• RECORDS TO PROCESS:
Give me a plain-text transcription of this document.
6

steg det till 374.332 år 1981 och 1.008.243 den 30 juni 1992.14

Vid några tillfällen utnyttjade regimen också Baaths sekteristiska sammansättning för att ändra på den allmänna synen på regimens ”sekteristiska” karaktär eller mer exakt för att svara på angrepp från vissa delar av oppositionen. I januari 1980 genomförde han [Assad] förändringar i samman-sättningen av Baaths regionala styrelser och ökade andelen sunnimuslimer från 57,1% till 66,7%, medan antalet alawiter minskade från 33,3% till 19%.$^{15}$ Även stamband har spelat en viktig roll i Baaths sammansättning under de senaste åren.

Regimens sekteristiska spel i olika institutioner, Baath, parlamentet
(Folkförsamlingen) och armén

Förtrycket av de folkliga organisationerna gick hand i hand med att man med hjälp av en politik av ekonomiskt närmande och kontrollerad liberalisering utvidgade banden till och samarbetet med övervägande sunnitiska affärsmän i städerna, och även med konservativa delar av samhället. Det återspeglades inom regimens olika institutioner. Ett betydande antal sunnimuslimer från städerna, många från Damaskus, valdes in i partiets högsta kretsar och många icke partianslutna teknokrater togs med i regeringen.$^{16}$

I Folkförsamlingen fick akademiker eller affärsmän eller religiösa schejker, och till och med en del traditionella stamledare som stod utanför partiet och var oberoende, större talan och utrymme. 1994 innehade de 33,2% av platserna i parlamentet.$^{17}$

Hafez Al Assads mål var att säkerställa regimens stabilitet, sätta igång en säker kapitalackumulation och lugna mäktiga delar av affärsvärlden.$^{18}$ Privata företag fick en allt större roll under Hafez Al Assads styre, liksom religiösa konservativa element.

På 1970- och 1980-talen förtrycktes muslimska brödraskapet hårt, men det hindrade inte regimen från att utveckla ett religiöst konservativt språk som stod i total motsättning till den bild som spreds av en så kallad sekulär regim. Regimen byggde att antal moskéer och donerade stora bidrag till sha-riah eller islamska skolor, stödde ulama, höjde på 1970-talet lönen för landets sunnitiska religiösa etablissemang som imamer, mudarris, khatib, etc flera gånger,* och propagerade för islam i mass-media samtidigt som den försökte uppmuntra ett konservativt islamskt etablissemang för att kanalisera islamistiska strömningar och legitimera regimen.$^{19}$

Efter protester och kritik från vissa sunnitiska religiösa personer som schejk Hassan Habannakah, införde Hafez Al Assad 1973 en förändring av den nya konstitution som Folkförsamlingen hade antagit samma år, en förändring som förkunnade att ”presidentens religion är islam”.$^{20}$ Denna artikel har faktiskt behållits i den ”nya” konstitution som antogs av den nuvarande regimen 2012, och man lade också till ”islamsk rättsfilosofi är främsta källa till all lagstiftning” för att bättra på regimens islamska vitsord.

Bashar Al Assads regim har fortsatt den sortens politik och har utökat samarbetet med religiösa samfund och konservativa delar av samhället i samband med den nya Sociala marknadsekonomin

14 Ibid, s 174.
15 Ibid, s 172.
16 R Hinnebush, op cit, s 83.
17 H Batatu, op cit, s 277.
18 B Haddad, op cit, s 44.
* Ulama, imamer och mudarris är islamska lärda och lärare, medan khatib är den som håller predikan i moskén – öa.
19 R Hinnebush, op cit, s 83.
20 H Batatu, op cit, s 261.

• WORK INSTRUCTIONS: Return the full listing, character for character.

• REPLY:
Give me a plain-text transcription of this document.
6

steg det till 374.332 år 1981 och 1.008.243 den 30 juni 1992.14

Vid några tillfällen utnyttjade regimen också Baaths sekteristiska sammansättning för att ändra på den allmänna synen på regimens ”sekteristiska” karaktär eller mer exakt för att svara på angrepp från vissa delar av oppositionen. I januari 1980 genomförde han [Assad] förändringar i samman-sättningen av Baaths regionala styrelser och ökade andelen sunnimuslimer från 57,1% till 66,7%, medan antalet alawiter minskade från 33,3% till 19%.$^{15}$ Även stamband har spelat en viktig roll i Baaths sammansättning under de senaste åren.

Regimens sekteristiska spel i olika institutioner, Baath, parlamentet
(Folkförsamlingen) och armén

Förtrycket av de folkliga organisationerna gick hand i hand med att man med hjälp av en politik av ekonomiskt närmande och kontrollerad liberalisering utvidgade banden till och samarbetet med övervägande sunnitiska affärsmän i städerna, och även med konservativa delar av samhället. Det återspeglades inom regimens olika institutioner. Ett betydande antal sunnimuslimer från städerna, många från Damaskus, valdes in i partiets högsta kretsar och många icke partianslutna teknokrater togs med i regeringen.$^{16}$

I Folkförsamlingen fick akademiker eller affärsmän eller religiösa schejker, och till och med en del traditionella stamledare som stod utanför partiet och var oberoende, större talan och utrymme. 1994 innehade de 33,2% av platserna i parlamentet.$^{17}$

Hafez Al Assads mål var att säkerställa regimens stabilitet, sätta igång en säker kapitalackumulation och lugna mäktiga delar av affärsvärlden.$^{18}$ Privata företag fick en allt större roll under Hafez Al Assads styre, liksom religiösa konservativa element.

På 1970- och 1980-talen förtrycktes muslimska brödraskapet hårt, men det hindrade inte regimen från att utveckla ett religiöst konservativt språk som stod i total motsättning till den bild som spreds av en så kallad sekulär regim. Regimen byggde att antal moskéer och donerade stora bidrag till sha-riah eller islamska skolor, stödde ulama, höjde på 1970-talet lönen för landets sunnitiska religiösa etablissemang som imamer, mudarris, khatib, etc flera gånger,* och propagerade för islam i mass-media samtidigt som den försökte uppmuntra ett konservativt islamskt etablissemang för att kanalisera islamistiska strömningar och legitimera regimen.$^{19}$

Efter protester och kritik från vissa sunnitiska religiösa personer som schejk Hassan Habannakah, införde Hafez Al Assad 1973 en förändring av den nya konstitution som Folkförsamlingen hade antagit samma år, en förändring som förkunnade att ”presidentens religion är islam”.$^{20}$ Denna artikel har faktiskt behållits i den ”nya” konstitution som antogs av den nuvarande regimen 2012, och man lade också till ”islamsk rättsfilosofi är främsta källa till all lagstiftning” för att bättra på regimens islamska vitsord.

Bashar Al Assads regim har fortsatt den sortens politik och har utökat samarbetet med religiösa samfund och konservativa delar av samhället i samband med den nya Sociala marknadsekonomin

14 Ibid, s 174.
15 Ibid, s 172.
16 R Hinnebush, op cit, s 83.
17 H Batatu, op cit, s 277.
18 B Haddad, op cit, s 44.
* Ulama, imamer och mudarris är islamska lärda och lärare, medan khatib är den som håller predikan i moskén – öa.
19 R Hinnebush, op cit, s 83.
20 H Batatu, op cit, s 261.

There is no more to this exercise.